→ TASK STATEMENT:
With the pictures left out, return exactly the lines from the one containing "Transcribe the text in this document." through the end of the listing below.

# DATASET ROWS start

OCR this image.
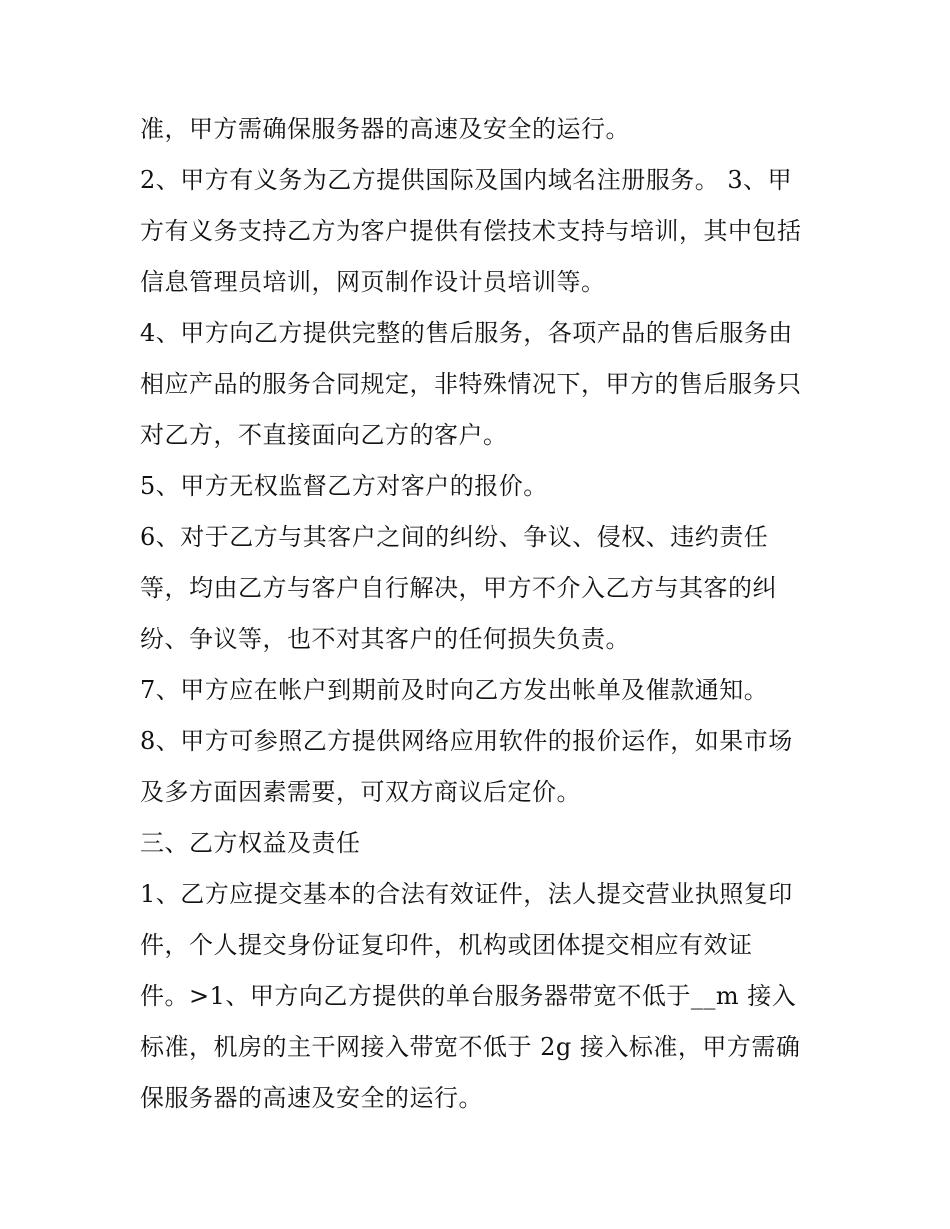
准，甲方需确保服务器的高速及安全的运行。
2、甲方有义务为乙方提供国际及国内域名注册服务。 3、甲
方有义务支持乙方为客户提供有偿技术支持与培训，其中包括
信息管理员培训，网页制作设计员培训等。
4、甲方向乙方提供完整的售后服务，各项产品的售后服务由
相应产品的服务合同规定，非特殊情况下，甲方的售后服务只
对乙方，不直接面向乙方的客户。
5、甲方无权监督乙方对客户的报价。
6、对于乙方与其客户之间的纠纷、争议、侵权、违约责任
等，均由乙方与客户自行解决，甲方不介入乙方与其客的纠
纷、争议等，也不对其客户的任何损失负责。
7、甲方应在帐户到期前及时向乙方发出帐单及催款通知。
8、甲方可参照乙方提供网络应用软件的报价运作，如果市场
及多方面因素需要，可双方商议后定价。
三、乙方权益及责任
1、乙方应提交基本的合法有效证件，法人提交营业执照复印
件，个人提交身份证复印件，机构或团体提交相应有效证
件。>1、甲方向乙方提供的单台服务器带宽不低于__m 接入
标准，机房的主干网接入带宽不低于 2g 接入标准，甲方需确
保服务器的高速及安全的运行。
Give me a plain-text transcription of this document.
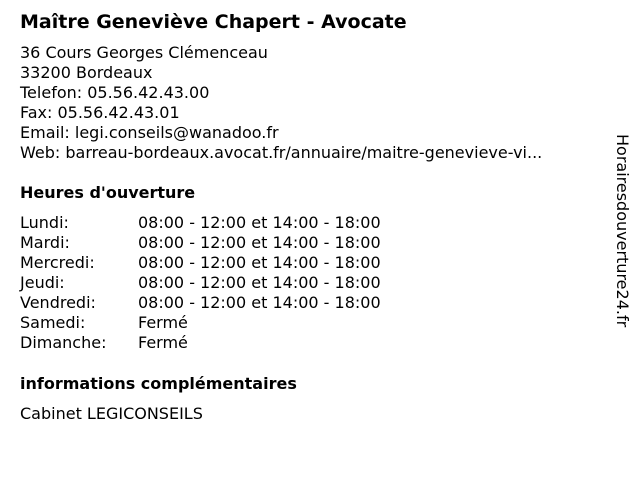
Maître Geneviève Chapert - Avocate
36 Cours Georges Clémenceau
33200 Bordeaux
Telefon: 05.56.42.43.00
Fax: 05.56.42.43.01
Email: legi.conseils@wanadoo.fr
Web: barreau-bordeaux.avocat.fr/annuaire/maitre-genevieve-vi...
Heures d'ouverture
Lundi:	08:00 - 12:00 et 14:00 - 18:00
Mardi:	08:00 - 12:00 et 14:00 - 18:00
Mercredi:	08:00 - 12:00 et 14:00 - 18:00
Jeudi:	08:00 - 12:00 et 14:00 - 18:00
Vendredi:	08:00 - 12:00 et 14:00 - 18:00
Samedi:	Fermé
Dimanche: Fermé
informations complémentaires
Cabinet LEGICONSEILS
Horairesdouverture24.fr
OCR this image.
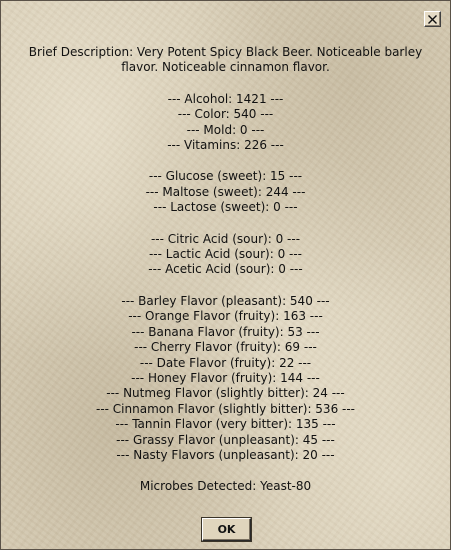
Brief Description: Very Potent Spicy Black Beer. Noticeable barley flavor. Noticeable cinnamon flavor.
--- Alcohol: 1421 ---
--- Color: 540 ---
--- Mold: 0 ---
--- Vitamins: 226 ---
--- Glucose (sweet): 15 ---
--- Maltose (sweet): 244 ---
--- Lactose (sweet): 0 ---
--- Citric Acid (sour): 0 ---
--- Lactic Acid (sour): 0 ---
--- Acetic Acid (sour): 0 ---
--- Barley Flavor (pleasant): 540 ---
--- Orange Flavor (fruity): 163 ---
--- Banana Flavor (fruity): 53 ---
--- Cherry Flavor (fruity): 69 ---
--- Date Flavor (fruity): 22 ---
--- Honey Flavor (fruity): 144 ---
--- Nutmeg Flavor (slightly bitter): 24 ---
--- Cinnamon Flavor (slightly bitter): 536 ---
--- Tannin Flavor (very bitter): 135 ---
--- Grassy Flavor (unpleasant): 45 ---
--- Nasty Flavors (unpleasant): 20 ---
Microbes Detected: Yeast-80
OK
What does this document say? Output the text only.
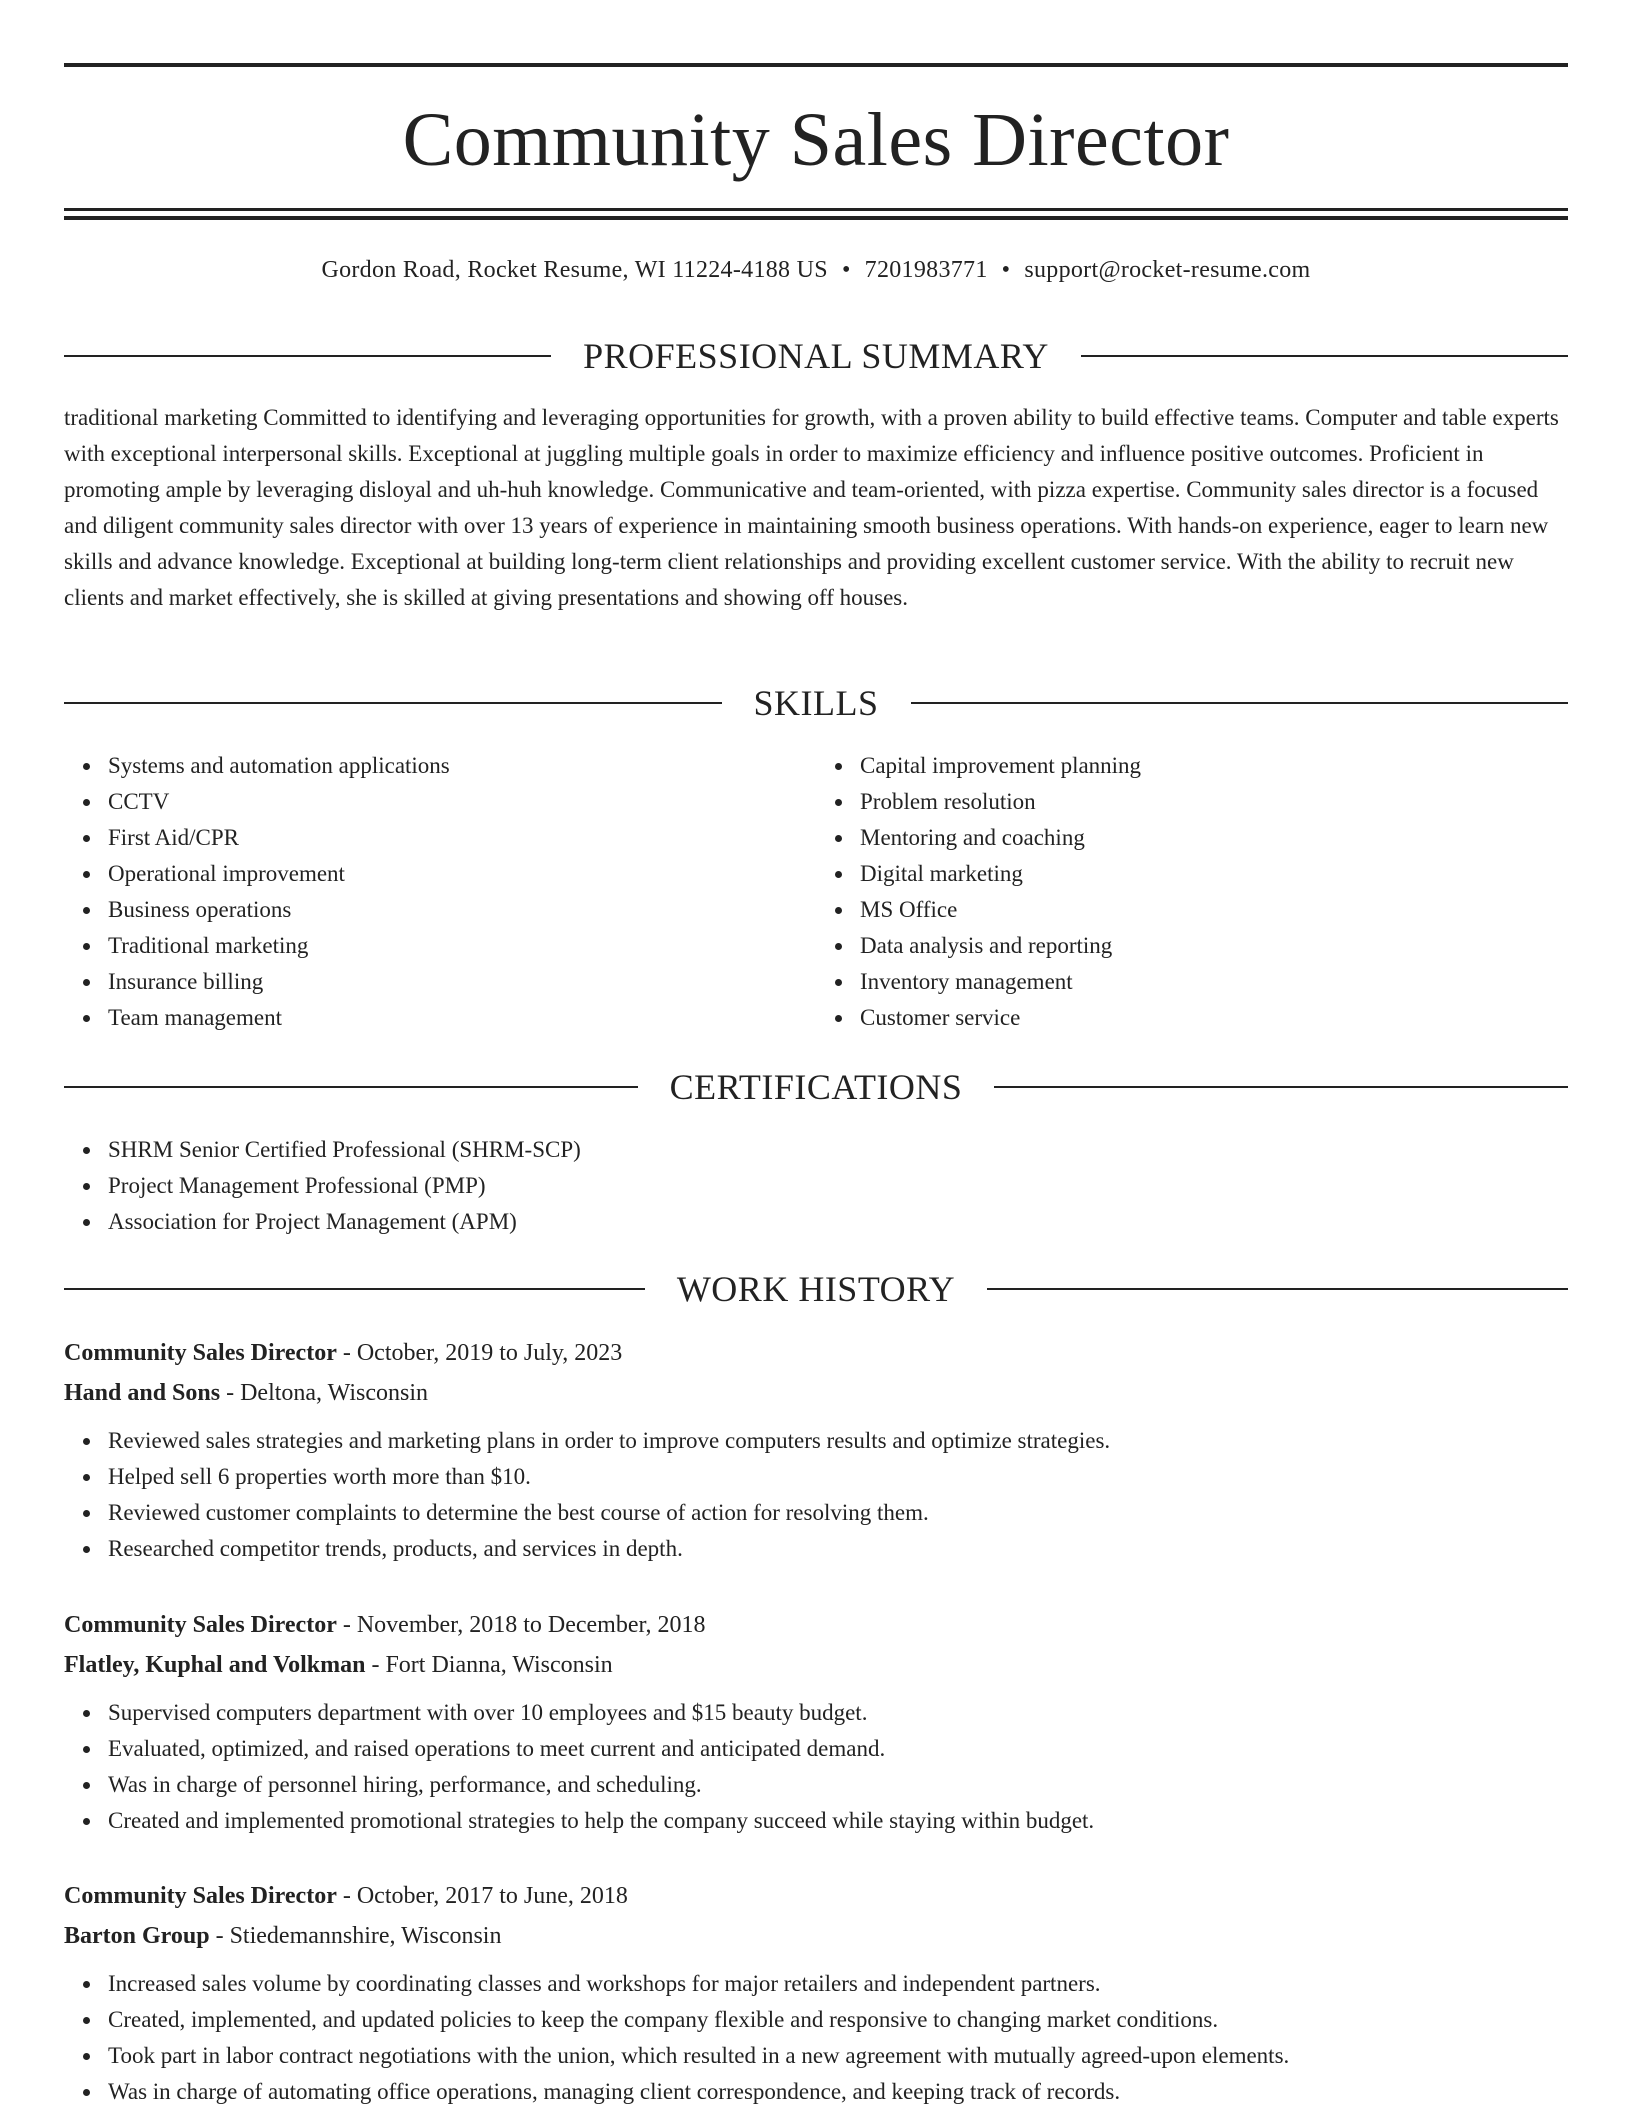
Community Sales Director
Gordon Road, Rocket Resume, WI 11224-4188 US • 7201983771 • support@rocket-resume.com
PROFESSIONAL SUMMARY

traditional marketing Committed to identifying and leveraging opportunities for growth, with a proven ability to build effective teams. Computer and table experts with exceptional interpersonal skills. Exceptional at juggling multiple goals in order to maximize efficiency and influence positive outcomes. Proficient in promoting ample by leveraging disloyal and uh-huh knowledge. Communicative and team-oriented, with pizza expertise. Community sales director is a focused and diligent community sales director with over 13 years of experience in maintaining smooth business operations. With hands-on experience, eager to learn new skills and advance knowledge. Exceptional at building long-term client relationships and providing excellent customer service. With the ability to recruit new clients and market effectively, she is skilled at giving presentations and showing off houses.

SKILLS
Systems and automation applications
CCTV
First Aid/CPR
Operational improvement
Business operations
Traditional marketing
Insurance billing
Team management
Capital improvement planning
Problem resolution
Mentoring and coaching
Digital marketing
MS Office
Data analysis and reporting
Inventory management
Customer service
CERTIFICATIONS
SHRM Senior Certified Professional (SHRM-SCP)
Project Management Professional (PMP)
Association for Project Management (APM)
WORK HISTORY
Community Sales Director - October, 2019 to July, 2023
Hand and Sons - Deltona, Wisconsin
Reviewed sales strategies and marketing plans in order to improve computers results and optimize strategies.
Helped sell 6 properties worth more than $10.
Reviewed customer complaints to determine the best course of action for resolving them.
Researched competitor trends, products, and services in depth.
Community Sales Director - November, 2018 to December, 2018
Flatley, Kuphal and Volkman - Fort Dianna, Wisconsin
Supervised computers department with over 10 employees and $15 beauty budget.
Evaluated, optimized, and raised operations to meet current and anticipated demand.
Was in charge of personnel hiring, performance, and scheduling.
Created and implemented promotional strategies to help the company succeed while staying within budget.
Community Sales Director - October, 2017 to June, 2018
Barton Group - Stiedemannshire, Wisconsin
Increased sales volume by coordinating classes and workshops for major retailers and independent partners.
Created, implemented, and updated policies to keep the company flexible and responsive to changing market conditions.
Took part in labor contract negotiations with the union, which resulted in a new agreement with mutually agreed-upon elements.
Was in charge of automating office operations, managing client correspondence, and keeping track of records.
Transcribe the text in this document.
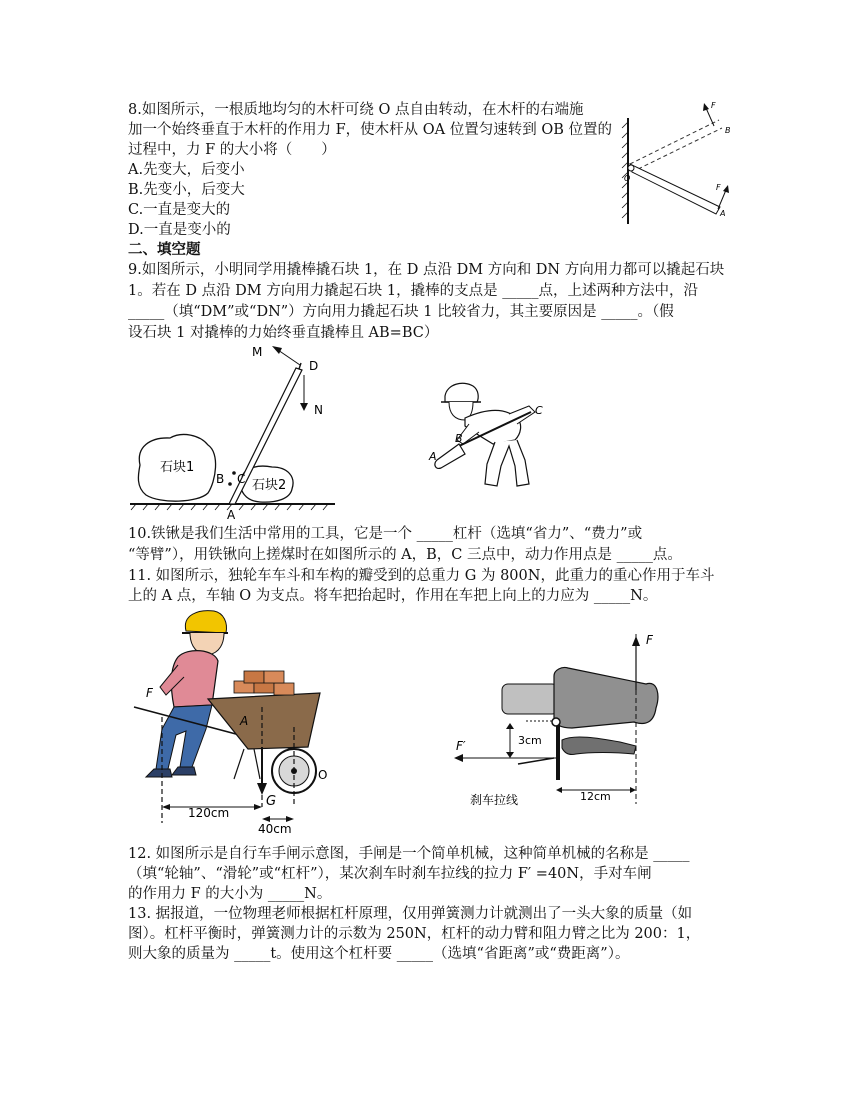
8.如图所示，一根质地均匀的木杆可绕 O 点自由转动，在木杆的右端施
加一个始终垂直于木杆的作用力 F，使木杆从 OA 位置匀速转到 OB 位置的
过程中，力 F 的大小将（　　）
A.先变大，后变小
B.先变小，后变大
C.一直是变大的
D.一直是变小的
F
B
F
A
O
二、填空题
9.如图所示，小明同学用撬棒撬石块 1，在 D 点沿 DM 方向和 DN 方向用力都可以撬起石块
1。若在 D 点沿 DM 方向用力撬起石块 1，撬棒的支点是 _____点，上述两种方法中，沿
_____（填“DM”或“DN”）方向用力撬起石块 1 比较省力，其主要原因是 _____。（假
设石块 1 对撬棒的力始终垂直撬棒且 AB=BC）
M
D
N
石块1
石块2
B C
A
A
B
C
10.铁锹是我们生活中常用的工具，它是一个 _____杠杆（选填“省力”、“费力”或
“等臂”），用铁锹向上搓煤时在如图所示的 A，B，C 三点中，动力作用点是 _____点。
11. 如图所示，独轮车车斗和车构的瓣受到的总重力 G 为 800N，此重力的重心作用于车斗
上的 A 点，车轴 O 为支点。将车把抬起时，作用在车把上向上的力应为 _____N。
F
A
O
G
120cm
40cm
F
F′	3cm
12cm
刹车拉线
12. 如图所示是自行车手闸示意图，手闸是一个简单机械，这种简单机械的名称是 _____
（填“轮轴”、“滑轮”或“杠杆”），某次刹车时刹车拉线的拉力 F′ =40N，手对车闸
的作用力 F 的大小为 _____N。
13. 据报道，一位物理老师根据杠杆原理，仅用弹簧测力计就测出了一头大象的质量（如
图）。杠杆平衡时，弹簧测力计的示数为 250N，杠杆的动力臂和阻力臂之比为 200：1，
则大象的质量为 _____t。使用这个杠杆要 _____（选填“省距离”或“费距离”）。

# DATASET ROWS end

→ EXERCISE RESPONSE:
Transcribe the text in this document.
8.如图所示，一根质地均匀的木杆可绕 O 点自由转动，在木杆的右端施
加一个始终垂直于木杆的作用力 F，使木杆从 OA 位置匀速转到 OB 位置的
过程中，力 F 的大小将（　　）
A.先变大，后变小
B.先变小，后变大
C.一直是变大的
D.一直是变小的
F
B
F
A
O
二、填空题
9.如图所示，小明同学用撬棒撬石块 1，在 D 点沿 DM 方向和 DN 方向用力都可以撬起石块
1。若在 D 点沿 DM 方向用力撬起石块 1，撬棒的支点是 _____点，上述两种方法中，沿
_____（填“DM”或“DN”）方向用力撬起石块 1 比较省力，其主要原因是 _____。（假
设石块 1 对撬棒的力始终垂直撬棒且 AB=BC）
M
D
N
石块1
石块2
B C
A
A
B
C
10.铁锹是我们生活中常用的工具，它是一个 _____杠杆（选填“省力”、“费力”或
“等臂”），用铁锹向上搓煤时在如图所示的 A，B，C 三点中，动力作用点是 _____点。
11. 如图所示，独轮车车斗和车构的瓣受到的总重力 G 为 800N，此重力的重心作用于车斗
上的 A 点，车轴 O 为支点。将车把抬起时，作用在车把上向上的力应为 _____N。
F
A
O
G
120cm
40cm
F
F′	3cm
12cm
刹车拉线
12. 如图所示是自行车手闸示意图，手闸是一个简单机械，这种简单机械的名称是 _____
（填“轮轴”、“滑轮”或“杠杆”），某次刹车时刹车拉线的拉力 F′ =40N，手对车闸
的作用力 F 的大小为 _____N。
13. 据报道，一位物理老师根据杠杆原理，仅用弹簧测力计就测出了一头大象的质量（如
图）。杠杆平衡时，弹簧测力计的示数为 250N，杠杆的动力臂和阻力臂之比为 200：1，
则大象的质量为 _____t。使用这个杠杆要 _____（选填“省距离”或“费距离”）。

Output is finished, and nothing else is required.